Copy out the data below. Leave nothing out and alter nothing.

--------------------------------------------------

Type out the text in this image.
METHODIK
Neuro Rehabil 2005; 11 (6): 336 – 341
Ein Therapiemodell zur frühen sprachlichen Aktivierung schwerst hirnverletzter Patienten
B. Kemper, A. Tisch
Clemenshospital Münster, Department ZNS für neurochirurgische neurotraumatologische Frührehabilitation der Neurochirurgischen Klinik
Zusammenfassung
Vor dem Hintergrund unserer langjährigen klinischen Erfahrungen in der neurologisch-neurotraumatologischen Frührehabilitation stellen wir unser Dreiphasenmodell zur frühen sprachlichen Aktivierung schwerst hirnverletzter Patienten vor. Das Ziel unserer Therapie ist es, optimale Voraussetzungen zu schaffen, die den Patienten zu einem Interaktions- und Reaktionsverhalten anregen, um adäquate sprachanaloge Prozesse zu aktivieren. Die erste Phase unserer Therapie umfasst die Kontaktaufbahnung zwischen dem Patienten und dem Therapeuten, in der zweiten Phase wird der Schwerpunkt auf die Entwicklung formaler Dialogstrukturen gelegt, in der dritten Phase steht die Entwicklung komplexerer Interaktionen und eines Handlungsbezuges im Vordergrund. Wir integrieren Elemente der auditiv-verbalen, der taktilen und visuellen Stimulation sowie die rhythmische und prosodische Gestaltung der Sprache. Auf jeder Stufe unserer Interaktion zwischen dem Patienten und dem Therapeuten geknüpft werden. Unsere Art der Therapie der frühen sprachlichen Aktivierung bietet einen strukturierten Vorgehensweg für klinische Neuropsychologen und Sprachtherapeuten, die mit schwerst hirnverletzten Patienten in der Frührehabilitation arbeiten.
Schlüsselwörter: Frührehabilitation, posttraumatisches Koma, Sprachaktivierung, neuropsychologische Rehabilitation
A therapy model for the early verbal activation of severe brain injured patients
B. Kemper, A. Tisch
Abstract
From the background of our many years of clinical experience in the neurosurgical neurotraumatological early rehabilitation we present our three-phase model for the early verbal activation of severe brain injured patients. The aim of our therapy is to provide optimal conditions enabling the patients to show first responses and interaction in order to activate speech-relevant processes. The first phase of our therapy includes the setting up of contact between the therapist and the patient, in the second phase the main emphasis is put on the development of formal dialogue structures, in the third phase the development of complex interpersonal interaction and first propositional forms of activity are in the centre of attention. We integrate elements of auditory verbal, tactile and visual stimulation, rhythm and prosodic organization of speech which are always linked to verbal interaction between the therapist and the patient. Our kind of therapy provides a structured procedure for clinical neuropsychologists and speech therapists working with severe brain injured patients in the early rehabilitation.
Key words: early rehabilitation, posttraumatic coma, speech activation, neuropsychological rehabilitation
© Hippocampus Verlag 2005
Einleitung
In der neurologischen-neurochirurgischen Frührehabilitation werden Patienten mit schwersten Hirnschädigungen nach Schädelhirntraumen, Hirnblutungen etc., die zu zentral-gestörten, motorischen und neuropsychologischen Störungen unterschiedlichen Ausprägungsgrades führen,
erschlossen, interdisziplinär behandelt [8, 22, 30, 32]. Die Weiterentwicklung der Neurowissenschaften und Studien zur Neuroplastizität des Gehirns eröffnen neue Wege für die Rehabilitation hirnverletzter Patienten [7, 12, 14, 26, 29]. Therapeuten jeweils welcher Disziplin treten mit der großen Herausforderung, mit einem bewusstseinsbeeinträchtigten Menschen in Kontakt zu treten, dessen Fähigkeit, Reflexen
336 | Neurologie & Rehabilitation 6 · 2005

--------------------------------------------------

# PROBLEM SOLUTION
Type out the text in this image.
METHODIK
Neuro Rehabil 2005; 11 (6): 336 – 341
Ein Therapiemodell zur frühen sprachlichen Aktivierung schwerst hirnverletzter Patienten
B. Kemper, A. Tisch
Clemenshospital Münster, Department ZNS für neurochirurgische neurotraumatologische Frührehabilitation der Neurochirurgischen Klinik
Zusammenfassung
Vor dem Hintergrund unserer langjährigen klinischen Erfahrungen in der neurologisch-neurotraumatologischen Frührehabilitation stellen wir unser Dreiphasenmodell zur frühen sprachlichen Aktivierung schwerst hirnverletzter Patienten vor. Das Ziel unserer Therapie ist es, optimale Voraussetzungen zu schaffen, die den Patienten zu einem Interaktions- und Reaktionsverhalten anregen, um adäquate sprachanaloge Prozesse zu aktivieren. Die erste Phase unserer Therapie umfasst die Kontaktaufbahnung zwischen dem Patienten und dem Therapeuten, in der zweiten Phase wird der Schwerpunkt auf die Entwicklung formaler Dialogstrukturen gelegt, in der dritten Phase steht die Entwicklung komplexerer Interaktionen und eines Handlungsbezuges im Vordergrund. Wir integrieren Elemente der auditiv-verbalen, der taktilen und visuellen Stimulation sowie die rhythmische und prosodische Gestaltung der Sprache. Auf jeder Stufe unserer Interaktion zwischen dem Patienten und dem Therapeuten geknüpft werden. Unsere Art der Therapie der frühen sprachlichen Aktivierung bietet einen strukturierten Vorgehensweg für klinische Neuropsychologen und Sprachtherapeuten, die mit schwerst hirnverletzten Patienten in der Frührehabilitation arbeiten.
Schlüsselwörter: Frührehabilitation, posttraumatisches Koma, Sprachaktivierung, neuropsychologische Rehabilitation
A therapy model for the early verbal activation of severe brain injured patients
B. Kemper, A. Tisch
Abstract
From the background of our many years of clinical experience in the neurosurgical neurotraumatological early rehabilitation we present our three-phase model for the early verbal activation of severe brain injured patients. The aim of our therapy is to provide optimal conditions enabling the patients to show first responses and interaction in order to activate speech-relevant processes. The first phase of our therapy includes the setting up of contact between the therapist and the patient, in the second phase the main emphasis is put on the development of formal dialogue structures, in the third phase the development of complex interpersonal interaction and first propositional forms of activity are in the centre of attention. We integrate elements of auditory verbal, tactile and visual stimulation, rhythm and prosodic organization of speech which are always linked to verbal interaction between the therapist and the patient. Our kind of therapy provides a structured procedure for clinical neuropsychologists and speech therapists working with severe brain injured patients in the early rehabilitation.
Key words: early rehabilitation, posttraumatic coma, speech activation, neuropsychological rehabilitation
© Hippocampus Verlag 2005
Einleitung
In der neurologischen-neurochirurgischen Frührehabilitation werden Patienten mit schwersten Hirnschädigungen nach Schädelhirntraumen, Hirnblutungen etc., die zu zentral-gestörten, motorischen und neuropsychologischen Störungen unterschiedlichen Ausprägungsgrades führen,
erschlossen, interdisziplinär behandelt [8, 22, 30, 32]. Die Weiterentwicklung der Neurowissenschaften und Studien zur Neuroplastizität des Gehirns eröffnen neue Wege für die Rehabilitation hirnverletzter Patienten [7, 12, 14, 26, 29]. Therapeuten jeweils welcher Disziplin treten mit der großen Herausforderung, mit einem bewusstseinsbeeinträchtigten Menschen in Kontakt zu treten, dessen Fähigkeit, Reflexen
336 | Neurologie & Rehabilitation 6 · 2005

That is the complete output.